_THE EXERCISE_: Pictures appear in the records below; write out everything else exactly.

_STORED ROWS_:
* begin *
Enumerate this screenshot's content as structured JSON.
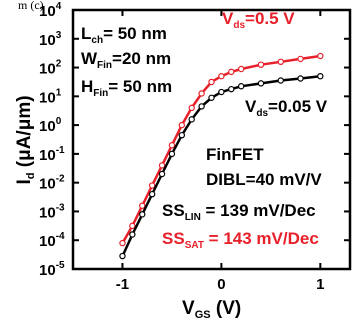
{
  "chart_data": {
    "type": "scatter",
    "title": "",
    "xlabel": {
      "main": "V",
      "sub": "GS",
      "unit": " (V)"
    },
    "ylabel": {
      "main": "I",
      "sub": "d",
      "unit": " (μA/μm)"
    },
    "xlim": [
      -1.5,
      1.3
    ],
    "ylim_log10": [
      -5,
      4
    ],
    "log_y": true,
    "grid": false,
    "x_tick_labels": [
      "-1",
      "0",
      "1"
    ],
    "x_ticks": [
      -1,
      0,
      1
    ],
    "y_tick_labels": [
      {
        "base": "10",
        "exp": "4"
      },
      {
        "base": "10",
        "exp": "3"
      },
      {
        "base": "10",
        "exp": "2"
      },
      {
        "base": "10",
        "exp": "1"
      },
      {
        "base": "10",
        "exp": "0"
      },
      {
        "base": "10",
        "exp": "-1"
      },
      {
        "base": "10",
        "exp": "-2"
      },
      {
        "base": "10",
        "exp": "-3"
      },
      {
        "base": "10",
        "exp": "-4"
      },
      {
        "base": "10",
        "exp": "-5"
      }
    ],
    "y_ticks_log10": [
      4,
      3,
      2,
      1,
      0,
      -1,
      -2,
      -3,
      -4,
      -5
    ],
    "series": [
      {
        "id": "sat",
        "color": "#e8202a",
        "marker": "open-circle",
        "x": [
          -1.0,
          -0.9,
          -0.8,
          -0.7,
          -0.6,
          -0.5,
          -0.4,
          -0.3,
          -0.2,
          -0.1,
          0.0,
          0.1,
          0.2,
          0.4,
          0.6,
          0.8,
          1.0
        ],
        "log10y": [
          -4.1,
          -3.5,
          -2.8,
          -2.1,
          -1.4,
          -0.7,
          0.0,
          0.6,
          1.1,
          1.5,
          1.7,
          1.85,
          1.95,
          2.1,
          2.2,
          2.3,
          2.4
        ]
      },
      {
        "id": "lin",
        "color": "#000000",
        "marker": "open-circle",
        "x": [
          -1.0,
          -0.9,
          -0.8,
          -0.7,
          -0.6,
          -0.5,
          -0.4,
          -0.3,
          -0.2,
          -0.1,
          0.0,
          0.1,
          0.2,
          0.4,
          0.6,
          0.8,
          1.0
        ],
        "log10y": [
          -4.55,
          -3.8,
          -3.1,
          -2.4,
          -1.7,
          -1.0,
          -0.35,
          0.2,
          0.65,
          0.95,
          1.15,
          1.25,
          1.35,
          1.45,
          1.55,
          1.62,
          1.7
        ]
      }
    ],
    "annotations": {
      "lch": {
        "main": "L",
        "sub": "ch",
        "rest": "= 50 nm"
      },
      "wfin": {
        "main": "W",
        "sub": "Fin",
        "rest": "=20 nm"
      },
      "hfin": {
        "main": "H",
        "sub": "Fin",
        "rest": "= 50 nm"
      },
      "vds_sat": {
        "main": "V",
        "sub": "ds",
        "rest": "=0.5 V",
        "color": "#e8202a"
      },
      "vds_lin": {
        "main": "V",
        "sub": "ds",
        "rest": "=0.05 V"
      },
      "finfet": "FinFET",
      "dibl": "DIBL=40 mV/V",
      "ss_lin": {
        "main": "SS",
        "sub": "LIN",
        "rest": " = 139 mV/Dec"
      },
      "ss_sat": {
        "main": "SS",
        "sub": "SAT",
        "rest": " = 143 mV/Dec",
        "color": "#e8202a"
      }
    }
  },
  "cropped_caption": "m (c)"
}
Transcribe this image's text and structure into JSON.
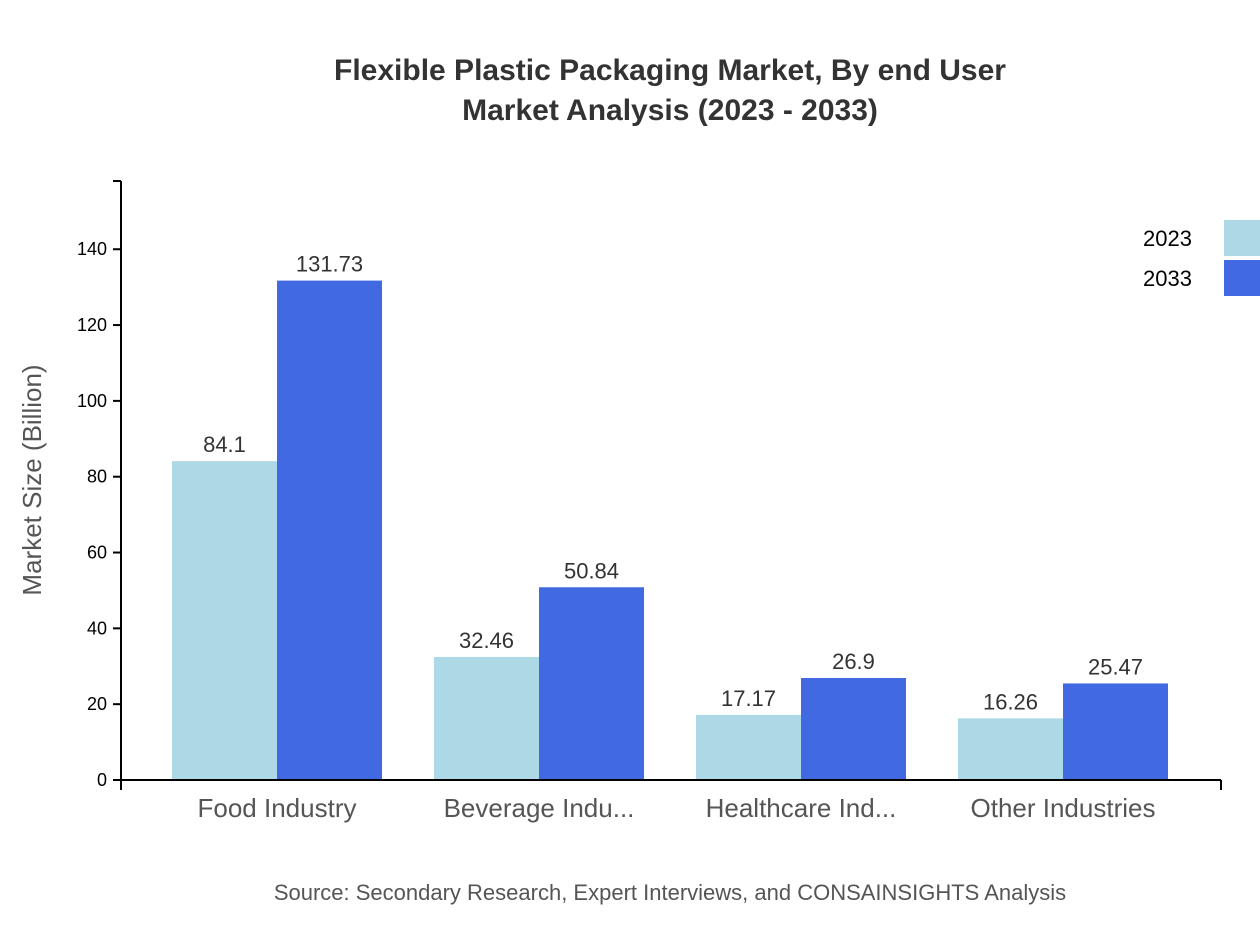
{
  "chart_data": {
    "type": "bar",
    "title": [
      "Flexible Plastic Packaging Market, By end User",
      "Market Analysis (2023 - 2033)"
    ],
    "xlabel": "",
    "ylabel": "Market Size (Billion)",
    "ylim": [
      0,
      158
    ],
    "yticks": [
      0,
      20,
      40,
      60,
      80,
      100,
      120,
      140
    ],
    "categories": [
      "Food Industry",
      "Beverage Indu...",
      "Healthcare Ind...",
      "Other Industries"
    ],
    "series": [
      {
        "name": "2023",
        "color": "#add8e6",
        "values": [
          84.1,
          32.46,
          17.17,
          16.26
        ]
      },
      {
        "name": "2033",
        "color": "#4169e1",
        "values": [
          131.73,
          50.84,
          26.9,
          25.47
        ]
      }
    ],
    "legend_position": "top-right",
    "grid": false,
    "source": "Source: Secondary Research, Expert Interviews, and CONSAINSIGHTS Analysis"
  }
}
* end *
_ANSWER TO THIS PROBLEM_:
Enumerate this screenshot's content as structured JSON.
{
  "chart_data": {
    "type": "scatter",
    "title": "",
    "xlabel": {
      "main": "V",
      "sub": "GS",
      "unit": " (V)"
    },
    "ylabel": {
      "main": "I",
      "sub": "d",
      "unit": " (μA/μm)"
    },
    "xlim": [
      -1.5,
      1.3
    ],
    "ylim_log10": [
      -5,
      4
    ],
    "log_y": true,
    "grid": false,
    "x_tick_labels": [
      "-1",
      "0",
      "1"
    ],
    "x_ticks": [
      -1,
      0,
      1
    ],
    "y_tick_labels": [
      {
        "base": "10",
        "exp": "4"
      },
      {
        "base": "10",
        "exp": "3"
      },
      {
        "base": "10",
        "exp": "2"
      },
      {
        "base": "10",
        "exp": "1"
      },
      {
        "base": "10",
        "exp": "0"
      },
      {
        "base": "10",
        "exp": "-1"
      },
      {
        "base": "10",
        "exp": "-2"
      },
      {
        "base": "10",
        "exp": "-3"
      },
      {
        "base": "10",
        "exp": "-4"
      },
      {
        "base": "10",
        "exp": "-5"
      }
    ],
    "y_ticks_log10": [
      4,
      3,
      2,
      1,
      0,
      -1,
      -2,
      -3,
      -4,
      -5
    ],
    "series": [
      {
        "id": "sat",
        "color": "#e8202a",
        "marker": "open-circle",
        "x": [
          -1.0,
          -0.9,
          -0.8,
          -0.7,
          -0.6,
          -0.5,
          -0.4,
          -0.3,
          -0.2,
          -0.1,
          0.0,
          0.1,
          0.2,
          0.4,
          0.6,
          0.8,
          1.0
        ],
        "log10y": [
          -4.1,
          -3.5,
          -2.8,
          -2.1,
          -1.4,
          -0.7,
          0.0,
          0.6,
          1.1,
          1.5,
          1.7,
          1.85,
          1.95,
          2.1,
          2.2,
          2.3,
          2.4
        ]
      },
      {
        "id": "lin",
        "color": "#000000",
        "marker": "open-circle",
        "x": [
          -1.0,
          -0.9,
          -0.8,
          -0.7,
          -0.6,
          -0.5,
          -0.4,
          -0.3,
          -0.2,
          -0.1,
          0.0,
          0.1,
          0.2,
          0.4,
          0.6,
          0.8,
          1.0
        ],
        "log10y": [
          -4.55,
          -3.8,
          -3.1,
          -2.4,
          -1.7,
          -1.0,
          -0.35,
          0.2,
          0.65,
          0.95,
          1.15,
          1.25,
          1.35,
          1.45,
          1.55,
          1.62,
          1.7
        ]
      }
    ],
    "annotations": {
      "lch": {
        "main": "L",
        "sub": "ch",
        "rest": "= 50 nm"
      },
      "wfin": {
        "main": "W",
        "sub": "Fin",
        "rest": "=20 nm"
      },
      "hfin": {
        "main": "H",
        "sub": "Fin",
        "rest": "= 50 nm"
      },
      "vds_sat": {
        "main": "V",
        "sub": "ds",
        "rest": "=0.5 V",
        "color": "#e8202a"
      },
      "vds_lin": {
        "main": "V",
        "sub": "ds",
        "rest": "=0.05 V"
      },
      "finfet": "FinFET",
      "dibl": "DIBL=40 mV/V",
      "ss_lin": {
        "main": "SS",
        "sub": "LIN",
        "rest": " = 139 mV/Dec"
      },
      "ss_sat": {
        "main": "SS",
        "sub": "SAT",
        "rest": " = 143 mV/Dec",
        "color": "#e8202a"
      }
    }
  },
  "cropped_caption": "m (c)"
}
Transcribe this image's text and structure into JSON.
{
  "chart_data": {
    "type": "bar",
    "title": [
      "Flexible Plastic Packaging Market, By end User",
      "Market Analysis (2023 - 2033)"
    ],
    "xlabel": "",
    "ylabel": "Market Size (Billion)",
    "ylim": [
      0,
      158
    ],
    "yticks": [
      0,
      20,
      40,
      60,
      80,
      100,
      120,
      140
    ],
    "categories": [
      "Food Industry",
      "Beverage Indu...",
      "Healthcare Ind...",
      "Other Industries"
    ],
    "series": [
      {
        "name": "2023",
        "color": "#add8e6",
        "values": [
          84.1,
          32.46,
          17.17,
          16.26
        ]
      },
      {
        "name": "2033",
        "color": "#4169e1",
        "values": [
          131.73,
          50.84,
          26.9,
          25.47
        ]
      }
    ],
    "legend_position": "top-right",
    "grid": false,
    "source": "Source: Secondary Research, Expert Interviews, and CONSAINSIGHTS Analysis"
  }
}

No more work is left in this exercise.